任务说明: 请接着最后一行往下写这篇用SingCellaR分析PBMC数据的教程，续写其后的内容。

美文网首页scRNA-seq
SingCellaR代码实操(一):PBMCs的标准流程

SingCellaR代码实操(一):PBMCs的标准流程

作者: 生信宝库 | 来源:发表于2022-09-23 11:31 被阅读0次

    前言

    Immugent在前一篇推文:SingCellaR:一站式研究细胞分化轨迹的功能调节的利器中,基于一项造血干细胞的研究结果初步介绍了SingCellaR的功能框架。从本节推文开始后续会有5篇有关SingCellaR代码实操的教程,分别不同角度分析多种来源的数据,以解决和发现不同的科学问题。

    为了方便大家复现本次展示的流程,Immugent使用的是10X官网的5k_pbmc_v3数据,大家可以直接到10x genomics官网下载相应的数据,即可以进行本节代码的复现。


    分析流程

    首先是将数据导入到SingCellaR中。

    library(SingCellaR)
    
    data_matrices_dir<-"../SingCellaR_example_datasets/10x_genomics_5K_PBMCs/filtered_feature_bc_matrix/"
    PBMCs<-new("SingCellaR")
    PBMCs@dir_path_10x_matrix<-data_matrices_dir
    PBMCs@sample_uniq_id<-"PBMCs"

所给数据:
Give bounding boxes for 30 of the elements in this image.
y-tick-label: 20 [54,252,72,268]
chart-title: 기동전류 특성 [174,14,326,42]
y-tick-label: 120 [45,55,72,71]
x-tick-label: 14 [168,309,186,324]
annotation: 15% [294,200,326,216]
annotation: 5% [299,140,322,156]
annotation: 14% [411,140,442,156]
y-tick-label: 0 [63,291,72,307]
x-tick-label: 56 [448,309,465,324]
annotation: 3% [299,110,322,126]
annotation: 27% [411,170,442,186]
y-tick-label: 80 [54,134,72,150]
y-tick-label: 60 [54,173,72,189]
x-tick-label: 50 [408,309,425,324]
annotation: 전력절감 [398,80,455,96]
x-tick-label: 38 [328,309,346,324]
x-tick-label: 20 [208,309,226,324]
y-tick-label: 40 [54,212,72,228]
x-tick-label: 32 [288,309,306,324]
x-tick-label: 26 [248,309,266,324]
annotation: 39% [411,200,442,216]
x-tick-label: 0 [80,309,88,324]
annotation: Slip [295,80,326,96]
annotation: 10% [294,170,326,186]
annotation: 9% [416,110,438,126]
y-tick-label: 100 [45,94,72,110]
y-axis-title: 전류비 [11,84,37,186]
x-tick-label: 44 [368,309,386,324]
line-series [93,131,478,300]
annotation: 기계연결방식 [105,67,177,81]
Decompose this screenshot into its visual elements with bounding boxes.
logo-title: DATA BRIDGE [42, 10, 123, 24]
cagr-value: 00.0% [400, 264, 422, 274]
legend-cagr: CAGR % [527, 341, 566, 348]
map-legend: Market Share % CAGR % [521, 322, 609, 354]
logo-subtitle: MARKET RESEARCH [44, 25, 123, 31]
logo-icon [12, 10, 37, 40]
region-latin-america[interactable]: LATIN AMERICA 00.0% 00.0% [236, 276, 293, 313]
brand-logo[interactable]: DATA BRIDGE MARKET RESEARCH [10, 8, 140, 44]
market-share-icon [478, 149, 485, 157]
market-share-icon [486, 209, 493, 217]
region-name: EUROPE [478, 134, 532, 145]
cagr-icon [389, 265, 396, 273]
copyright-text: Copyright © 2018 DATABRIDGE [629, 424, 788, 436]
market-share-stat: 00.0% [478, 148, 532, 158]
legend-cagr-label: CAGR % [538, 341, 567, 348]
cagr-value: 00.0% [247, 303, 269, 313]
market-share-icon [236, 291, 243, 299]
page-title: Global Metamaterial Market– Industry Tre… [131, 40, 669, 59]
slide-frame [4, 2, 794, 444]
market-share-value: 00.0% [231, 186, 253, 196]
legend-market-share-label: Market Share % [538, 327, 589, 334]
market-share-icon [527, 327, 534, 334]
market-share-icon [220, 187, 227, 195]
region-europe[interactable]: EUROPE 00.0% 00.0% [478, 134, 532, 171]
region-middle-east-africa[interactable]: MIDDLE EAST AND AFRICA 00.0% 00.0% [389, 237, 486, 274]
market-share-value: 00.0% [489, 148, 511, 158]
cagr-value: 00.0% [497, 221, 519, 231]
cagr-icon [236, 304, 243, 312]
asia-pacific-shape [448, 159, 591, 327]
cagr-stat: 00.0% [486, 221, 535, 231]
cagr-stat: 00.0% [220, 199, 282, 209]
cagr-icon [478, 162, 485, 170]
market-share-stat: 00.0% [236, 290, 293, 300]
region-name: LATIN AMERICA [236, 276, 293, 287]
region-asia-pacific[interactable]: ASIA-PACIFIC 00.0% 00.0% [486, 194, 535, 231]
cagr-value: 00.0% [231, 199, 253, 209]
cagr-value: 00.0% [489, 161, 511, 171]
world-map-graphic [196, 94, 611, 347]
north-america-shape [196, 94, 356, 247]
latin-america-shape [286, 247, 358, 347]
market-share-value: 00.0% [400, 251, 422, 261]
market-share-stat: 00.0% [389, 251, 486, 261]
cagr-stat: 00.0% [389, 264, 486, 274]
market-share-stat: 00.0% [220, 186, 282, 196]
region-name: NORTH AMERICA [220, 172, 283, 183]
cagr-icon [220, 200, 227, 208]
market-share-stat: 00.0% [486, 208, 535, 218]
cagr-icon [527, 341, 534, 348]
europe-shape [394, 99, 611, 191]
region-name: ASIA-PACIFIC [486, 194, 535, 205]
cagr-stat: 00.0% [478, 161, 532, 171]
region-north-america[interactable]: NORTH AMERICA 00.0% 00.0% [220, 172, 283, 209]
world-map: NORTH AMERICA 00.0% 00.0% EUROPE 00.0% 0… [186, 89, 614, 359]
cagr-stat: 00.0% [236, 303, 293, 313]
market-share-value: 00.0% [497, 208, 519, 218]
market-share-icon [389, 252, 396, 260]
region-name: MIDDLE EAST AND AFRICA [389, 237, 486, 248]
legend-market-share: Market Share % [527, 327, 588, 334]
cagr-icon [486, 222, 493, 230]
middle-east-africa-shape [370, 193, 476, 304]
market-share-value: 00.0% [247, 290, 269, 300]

最终答案:
    
    load_matrices_from_cellranger(PBMCs,cellranger.version = 3)
    
    PBMCs
    ## An object of class SingCellaR with a matrix of : 33538 genes across 5025 samples.
    

    一行代码实现QC结果的展示,顶!

    plot_cells_annotation(PBMCs,type="histogram")
    
    image.png

    还有其它QC结果展示的图,都很美观。

    plot_cells_annotation(PBMCs,type="boxplot")
    plot_UMIs_vs_Detected_genes(PBMCs)
    
    image.png image.png

    检测双细胞和过滤双细胞。

    filter_cells_and_genes(PBMCs,
                           min_UMIs=1000,
                           max_UMIs=30000,
                           min_detected_genes=300,
                           max_detected_genes=5000,
                           max_percent_mito=15,
                           genes_with_expressing_cells = 10,isRemovedDoublets = FALSE)
    
    DoubletDetection_with_scrublet(PBMCs)
    table(PBMCs@meta.data$Scrublet_type)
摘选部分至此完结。